What the task asks
Repeat the listing word for word. No pictures belong in the copy.

Data listing

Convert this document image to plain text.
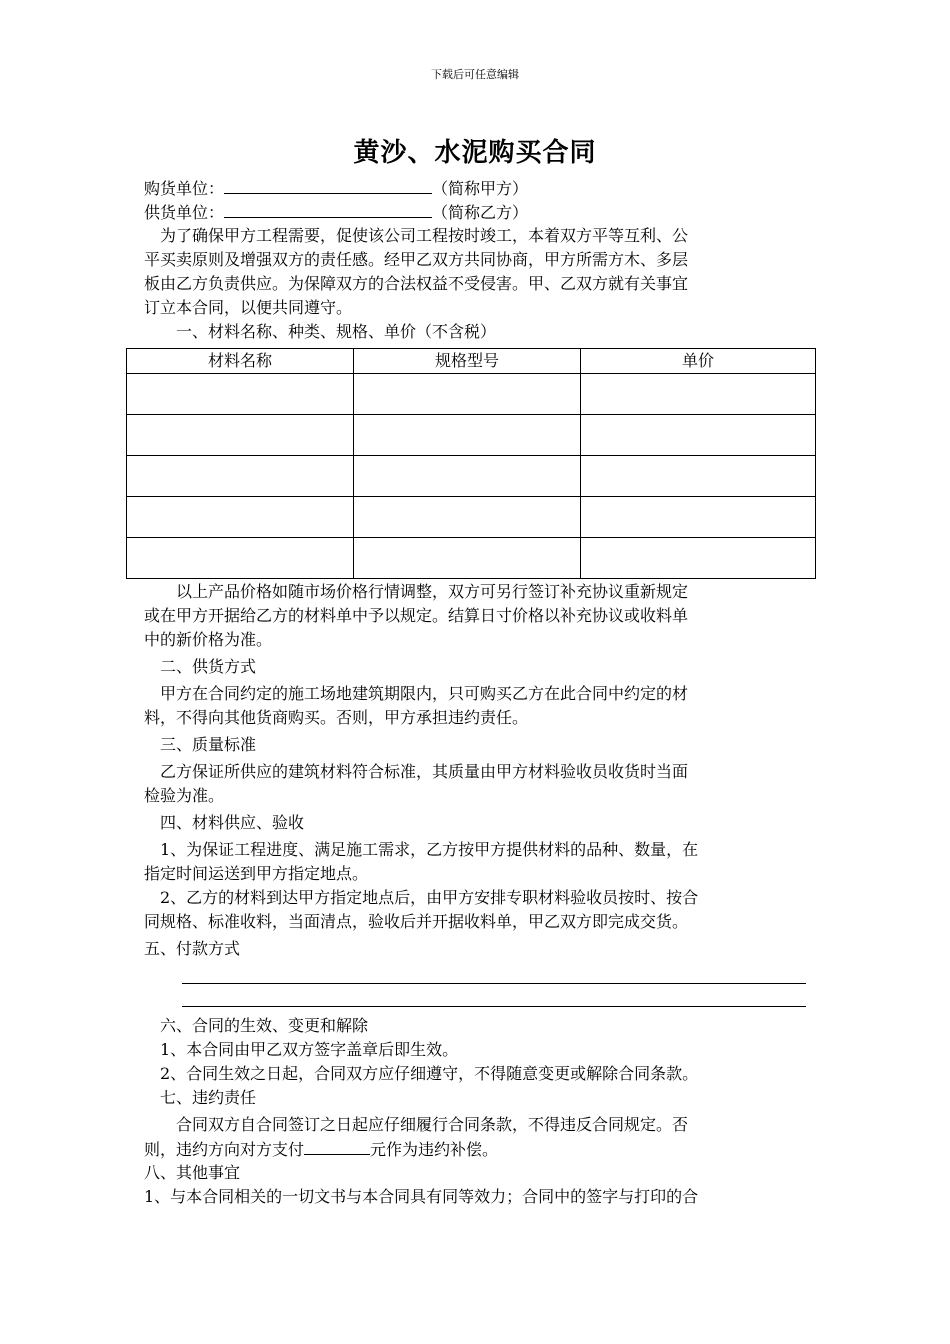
下载后可任意编辑
黄沙、水泥购买合同
购货单位：	（简称甲方）
供货单位：	（简称乙方）
　为了确保甲方工程需要，促使该公司工程按时竣工，本着双方平等互利、公
平买卖原则及增强双方的责任感。经甲乙双方共同协商，甲方所需方木、多层
板由乙方负责供应。为保障双方的合法权益不受侵害。甲、乙双方就有关事宜
订立本合同，以便共同遵守。
　　一、材料名称、种类、规格、单价（不含税）
材料名称	规格型号	单价

　　以上产品价格如随市场价格行情调整，双方可另行签订补充协议重新规定
或在甲方开据给乙方的材料单中予以规定。结算日寸价格以补充协议或收料单
中的新价格为准。
　二、供货方式
　甲方在合同约定的施工场地建筑期限内，只可购买乙方在此合同中约定的材
料，不得向其他货商购买。否则，甲方承担违约责任。
　三、质量标准
　乙方保证所供应的建筑材料符合标准，其质量由甲方材料验收员收货时当面
检验为准。
　四、材料供应、验收
　1、为保证工程进度、满足施工需求，乙方按甲方提供材料的品种、数量，在
指定时间运送到甲方指定地点。
　2、乙方的材料到达甲方指定地点后，由甲方安排专职材料验收员按时、按合
同规格、标准收料，当面清点，验收后并开据收料单，甲乙双方即完成交货。
五、付款方式
　六、合同的生效、变更和解除
　1、本合同由甲乙双方签字盖章后即生效。
　2、合同生效之日起，合同双方应仔细遵守，不得随意变更或解除合同条款。
　七、违约责任
　　合同双方自合同签订之日起应仔细履行合同条款，不得违反合同规定。否
则，违约方向对方支付	元作为违约补偿。
八、其他事宜
1、与本合同相关的一切文书与本合同具有同等效力；合同中的签字与打印的合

Task output
Convert this document image to plain text.
下载后可任意编辑
黄沙、水泥购买合同
购货单位：	（简称甲方）
供货单位：	（简称乙方）
　为了确保甲方工程需要，促使该公司工程按时竣工，本着双方平等互利、公
平买卖原则及增强双方的责任感。经甲乙双方共同协商，甲方所需方木、多层
板由乙方负责供应。为保障双方的合法权益不受侵害。甲、乙双方就有关事宜
订立本合同，以便共同遵守。
　　一、材料名称、种类、规格、单价（不含税）
材料名称	规格型号	单价

　　以上产品价格如随市场价格行情调整，双方可另行签订补充协议重新规定
或在甲方开据给乙方的材料单中予以规定。结算日寸价格以补充协议或收料单
中的新价格为准。
　二、供货方式
　甲方在合同约定的施工场地建筑期限内，只可购买乙方在此合同中约定的材
料，不得向其他货商购买。否则，甲方承担违约责任。
　三、质量标准
　乙方保证所供应的建筑材料符合标准，其质量由甲方材料验收员收货时当面
检验为准。
　四、材料供应、验收
　1、为保证工程进度、满足施工需求，乙方按甲方提供材料的品种、数量，在
指定时间运送到甲方指定地点。
　2、乙方的材料到达甲方指定地点后，由甲方安排专职材料验收员按时、按合
同规格、标准收料，当面清点，验收后并开据收料单，甲乙双方即完成交货。
五、付款方式
　六、合同的生效、变更和解除
　1、本合同由甲乙双方签字盖章后即生效。
　2、合同生效之日起，合同双方应仔细遵守，不得随意变更或解除合同条款。
　七、违约责任
　　合同双方自合同签订之日起应仔细履行合同条款，不得违反合同规定。否
则，违约方向对方支付	元作为违约补偿。
八、其他事宜
1、与本合同相关的一切文书与本合同具有同等效力；合同中的签字与打印的合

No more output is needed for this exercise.